(Collection entries)
┄┄┄┄┄┄┄┄┄┄

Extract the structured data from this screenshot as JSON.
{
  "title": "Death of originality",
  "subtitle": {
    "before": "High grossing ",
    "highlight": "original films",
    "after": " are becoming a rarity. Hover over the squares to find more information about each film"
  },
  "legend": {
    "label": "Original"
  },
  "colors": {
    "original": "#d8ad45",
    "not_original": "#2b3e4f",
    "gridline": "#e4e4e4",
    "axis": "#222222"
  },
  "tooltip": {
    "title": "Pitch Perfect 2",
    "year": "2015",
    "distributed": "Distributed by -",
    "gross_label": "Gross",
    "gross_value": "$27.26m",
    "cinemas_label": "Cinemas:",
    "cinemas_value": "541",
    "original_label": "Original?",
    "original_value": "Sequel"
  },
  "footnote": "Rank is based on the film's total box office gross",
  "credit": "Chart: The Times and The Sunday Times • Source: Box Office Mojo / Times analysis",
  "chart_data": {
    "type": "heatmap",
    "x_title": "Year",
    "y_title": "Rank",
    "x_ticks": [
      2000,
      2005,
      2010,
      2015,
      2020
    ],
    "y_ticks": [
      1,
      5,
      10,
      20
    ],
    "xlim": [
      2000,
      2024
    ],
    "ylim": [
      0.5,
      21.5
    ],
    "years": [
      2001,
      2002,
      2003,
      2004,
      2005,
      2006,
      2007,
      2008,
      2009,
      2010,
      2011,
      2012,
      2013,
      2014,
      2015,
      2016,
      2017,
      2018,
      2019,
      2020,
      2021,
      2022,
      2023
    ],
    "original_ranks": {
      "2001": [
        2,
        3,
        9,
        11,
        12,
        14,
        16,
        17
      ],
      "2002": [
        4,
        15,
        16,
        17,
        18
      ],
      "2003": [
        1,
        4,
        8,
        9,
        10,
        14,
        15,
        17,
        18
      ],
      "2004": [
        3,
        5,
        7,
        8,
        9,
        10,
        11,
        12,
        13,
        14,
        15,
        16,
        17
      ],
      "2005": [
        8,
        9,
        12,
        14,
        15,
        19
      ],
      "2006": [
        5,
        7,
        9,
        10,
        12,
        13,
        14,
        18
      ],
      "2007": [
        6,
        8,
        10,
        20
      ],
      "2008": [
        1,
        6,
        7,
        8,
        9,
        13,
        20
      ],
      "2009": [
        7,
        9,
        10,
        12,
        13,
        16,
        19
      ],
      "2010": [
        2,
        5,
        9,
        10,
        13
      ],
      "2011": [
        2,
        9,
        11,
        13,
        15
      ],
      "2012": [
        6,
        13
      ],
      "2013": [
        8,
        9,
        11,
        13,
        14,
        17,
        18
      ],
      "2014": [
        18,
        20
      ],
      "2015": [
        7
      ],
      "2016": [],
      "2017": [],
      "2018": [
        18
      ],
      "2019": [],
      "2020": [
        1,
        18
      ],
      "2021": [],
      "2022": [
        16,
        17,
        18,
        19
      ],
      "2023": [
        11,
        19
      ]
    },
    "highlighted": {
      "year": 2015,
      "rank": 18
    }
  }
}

┄┄┄┄┄┄┄┄┄┄

» Your objective:
Print back all the lines verbatim.

» Task response:
Extract the structured data from this screenshot as JSON.
{
  "title": "Death of originality",
  "subtitle": {
    "before": "High grossing ",
    "highlight": "original films",
    "after": " are becoming a rarity. Hover over the squares to find more information about each film"
  },
  "legend": {
    "label": "Original"
  },
  "colors": {
    "original": "#d8ad45",
    "not_original": "#2b3e4f",
    "gridline": "#e4e4e4",
    "axis": "#222222"
  },
  "tooltip": {
    "title": "Pitch Perfect 2",
    "year": "2015",
    "distributed": "Distributed by -",
    "gross_label": "Gross",
    "gross_value": "$27.26m",
    "cinemas_label": "Cinemas:",
    "cinemas_value": "541",
    "original_label": "Original?",
    "original_value": "Sequel"
  },
  "footnote": "Rank is based on the film's total box office gross",
  "credit": "Chart: The Times and The Sunday Times • Source: Box Office Mojo / Times analysis",
  "chart_data": {
    "type": "heatmap",
    "x_title": "Year",
    "y_title": "Rank",
    "x_ticks": [
      2000,
      2005,
      2010,
      2015,
      2020
    ],
    "y_ticks": [
      1,
      5,
      10,
      20
    ],
    "xlim": [
      2000,
      2024
    ],
    "ylim": [
      0.5,
      21.5
    ],
    "years": [
      2001,
      2002,
      2003,
      2004,
      2005,
      2006,
      2007,
      2008,
      2009,
      2010,
      2011,
      2012,
      2013,
      2014,
      2015,
      2016,
      2017,
      2018,
      2019,
      2020,
      2021,
      2022,
      2023
    ],
    "original_ranks": {
      "2001": [
        2,
        3,
        9,
        11,
        12,
        14,
        16,
        17
      ],
      "2002": [
        4,
        15,
        16,
        17,
        18
      ],
      "2003": [
        1,
        4,
        8,
        9,
        10,
        14,
        15,
        17,
        18
      ],
      "2004": [
        3,
        5,
        7,
        8,
        9,
        10,
        11,
        12,
        13,
        14,
        15,
        16,
        17
      ],
      "2005": [
        8,
        9,
        12,
        14,
        15,
        19
      ],
      "2006": [
        5,
        7,
        9,
        10,
        12,
        13,
        14,
        18
      ],
      "2007": [
        6,
        8,
        10,
        20
      ],
      "2008": [
        1,
        6,
        7,
        8,
        9,
        13,
        20
      ],
      "2009": [
        7,
        9,
        10,
        12,
        13,
        16,
        19
      ],
      "2010": [
        2,
        5,
        9,
        10,
        13
      ],
      "2011": [
        2,
        9,
        11,
        13,
        15
      ],
      "2012": [
        6,
        13
      ],
      "2013": [
        8,
        9,
        11,
        13,
        14,
        17,
        18
      ],
      "2014": [
        18,
        20
      ],
      "2015": [
        7
      ],
      "2016": [],
      "2017": [],
      "2018": [
        18
      ],
      "2019": [],
      "2020": [
        1,
        18
      ],
      "2021": [],
      "2022": [
        16,
        17,
        18,
        19
      ],
      "2023": [
        11,
        19
      ]
    },
    "highlighted": {
      "year": 2015,
      "rank": 18
    }
  }
}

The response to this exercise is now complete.